WORK TO BE COMPLETED:
Using the entries below, quote exactly the span of lines that begins with the line containing "Parse this screenshot: output" and ends with the final line.

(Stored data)

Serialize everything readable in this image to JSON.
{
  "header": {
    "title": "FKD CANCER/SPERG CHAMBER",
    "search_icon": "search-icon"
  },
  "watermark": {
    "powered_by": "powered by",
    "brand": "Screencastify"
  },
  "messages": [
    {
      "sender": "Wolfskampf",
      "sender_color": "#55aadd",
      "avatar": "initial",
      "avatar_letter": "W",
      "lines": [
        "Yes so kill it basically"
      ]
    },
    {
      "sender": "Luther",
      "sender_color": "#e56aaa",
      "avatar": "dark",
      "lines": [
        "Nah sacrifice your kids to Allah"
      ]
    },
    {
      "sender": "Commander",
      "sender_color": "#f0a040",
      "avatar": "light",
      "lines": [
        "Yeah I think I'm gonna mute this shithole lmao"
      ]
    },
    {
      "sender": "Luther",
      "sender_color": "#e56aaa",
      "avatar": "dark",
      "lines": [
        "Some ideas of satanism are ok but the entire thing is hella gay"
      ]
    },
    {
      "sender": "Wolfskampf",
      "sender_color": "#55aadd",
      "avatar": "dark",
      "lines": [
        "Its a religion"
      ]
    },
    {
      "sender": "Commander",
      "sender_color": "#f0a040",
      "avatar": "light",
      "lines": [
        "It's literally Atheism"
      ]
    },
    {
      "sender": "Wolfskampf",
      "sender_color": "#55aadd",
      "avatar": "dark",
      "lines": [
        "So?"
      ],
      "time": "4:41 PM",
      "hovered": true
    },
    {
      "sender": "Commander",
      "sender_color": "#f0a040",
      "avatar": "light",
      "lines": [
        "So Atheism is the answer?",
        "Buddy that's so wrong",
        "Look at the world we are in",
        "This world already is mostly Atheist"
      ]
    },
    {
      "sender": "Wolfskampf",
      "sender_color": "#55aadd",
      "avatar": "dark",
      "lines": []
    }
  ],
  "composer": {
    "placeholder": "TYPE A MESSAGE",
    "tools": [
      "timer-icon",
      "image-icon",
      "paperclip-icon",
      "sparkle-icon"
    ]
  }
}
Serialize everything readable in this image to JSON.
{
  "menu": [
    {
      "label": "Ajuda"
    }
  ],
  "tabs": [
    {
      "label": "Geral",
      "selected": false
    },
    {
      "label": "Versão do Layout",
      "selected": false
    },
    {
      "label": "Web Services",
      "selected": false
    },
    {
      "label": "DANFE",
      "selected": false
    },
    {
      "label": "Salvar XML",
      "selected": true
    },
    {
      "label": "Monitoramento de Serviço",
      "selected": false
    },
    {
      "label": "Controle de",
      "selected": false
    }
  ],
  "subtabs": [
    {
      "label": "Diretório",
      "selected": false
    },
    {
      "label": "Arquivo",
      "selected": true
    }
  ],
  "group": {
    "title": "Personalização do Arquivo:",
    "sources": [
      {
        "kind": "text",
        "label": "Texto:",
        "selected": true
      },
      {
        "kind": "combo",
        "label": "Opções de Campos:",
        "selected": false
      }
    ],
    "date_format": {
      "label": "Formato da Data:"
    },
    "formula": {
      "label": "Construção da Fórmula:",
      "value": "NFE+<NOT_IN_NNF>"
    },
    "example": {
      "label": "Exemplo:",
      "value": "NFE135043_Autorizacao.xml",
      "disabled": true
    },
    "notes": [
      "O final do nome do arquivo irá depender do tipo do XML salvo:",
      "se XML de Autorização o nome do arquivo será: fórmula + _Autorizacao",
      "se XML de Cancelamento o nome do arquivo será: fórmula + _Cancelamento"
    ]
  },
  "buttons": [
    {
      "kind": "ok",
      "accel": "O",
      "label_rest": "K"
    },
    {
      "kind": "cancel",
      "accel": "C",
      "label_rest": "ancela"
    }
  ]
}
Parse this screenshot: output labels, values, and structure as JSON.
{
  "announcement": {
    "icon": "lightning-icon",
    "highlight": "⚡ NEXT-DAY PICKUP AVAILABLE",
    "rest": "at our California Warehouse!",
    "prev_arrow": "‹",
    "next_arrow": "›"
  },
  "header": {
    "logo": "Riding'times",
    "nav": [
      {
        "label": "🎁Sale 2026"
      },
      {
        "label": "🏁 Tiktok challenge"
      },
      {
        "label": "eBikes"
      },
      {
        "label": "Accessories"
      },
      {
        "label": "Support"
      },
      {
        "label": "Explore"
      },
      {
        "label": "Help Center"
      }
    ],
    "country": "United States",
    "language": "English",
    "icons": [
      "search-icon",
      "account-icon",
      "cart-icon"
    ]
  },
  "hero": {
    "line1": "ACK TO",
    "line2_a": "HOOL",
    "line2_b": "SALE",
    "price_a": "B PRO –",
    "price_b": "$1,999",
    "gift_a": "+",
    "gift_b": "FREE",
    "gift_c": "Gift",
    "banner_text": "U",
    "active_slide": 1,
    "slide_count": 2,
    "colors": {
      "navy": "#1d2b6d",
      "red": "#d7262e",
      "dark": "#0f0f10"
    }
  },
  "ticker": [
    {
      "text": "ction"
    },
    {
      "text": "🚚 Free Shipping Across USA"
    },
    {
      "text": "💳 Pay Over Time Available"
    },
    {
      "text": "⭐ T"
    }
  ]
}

EXPECTED ANSWER:
Parse this screenshot: output labels, values, and structure as JSON.
{
  "announcement": {
    "icon": "lightning-icon",
    "highlight": "⚡ NEXT-DAY PICKUP AVAILABLE",
    "rest": "at our California Warehouse!",
    "prev_arrow": "‹",
    "next_arrow": "›"
  },
  "header": {
    "logo": "Riding'times",
    "nav": [
      {
        "label": "🎁Sale 2026"
      },
      {
        "label": "🏁 Tiktok challenge"
      },
      {
        "label": "eBikes"
      },
      {
        "label": "Accessories"
      },
      {
        "label": "Support"
      },
      {
        "label": "Explore"
      },
      {
        "label": "Help Center"
      }
    ],
    "country": "United States",
    "language": "English",
    "icons": [
      "search-icon",
      "account-icon",
      "cart-icon"
    ]
  },
  "hero": {
    "line1": "ACK TO",
    "line2_a": "HOOL",
    "line2_b": "SALE",
    "price_a": "B PRO –",
    "price_b": "$1,999",
    "gift_a": "+",
    "gift_b": "FREE",
    "gift_c": "Gift",
    "banner_text": "U",
    "active_slide": 1,
    "slide_count": 2,
    "colors": {
      "navy": "#1d2b6d",
      "red": "#d7262e",
      "dark": "#0f0f10"
    }
  },
  "ticker": [
    {
      "text": "ction"
    },
    {
      "text": "🚚 Free Shipping Across USA"
    },
    {
      "text": "💳 Pay Over Time Available"
    },
    {
      "text": "⭐ T"
    }
  ]
}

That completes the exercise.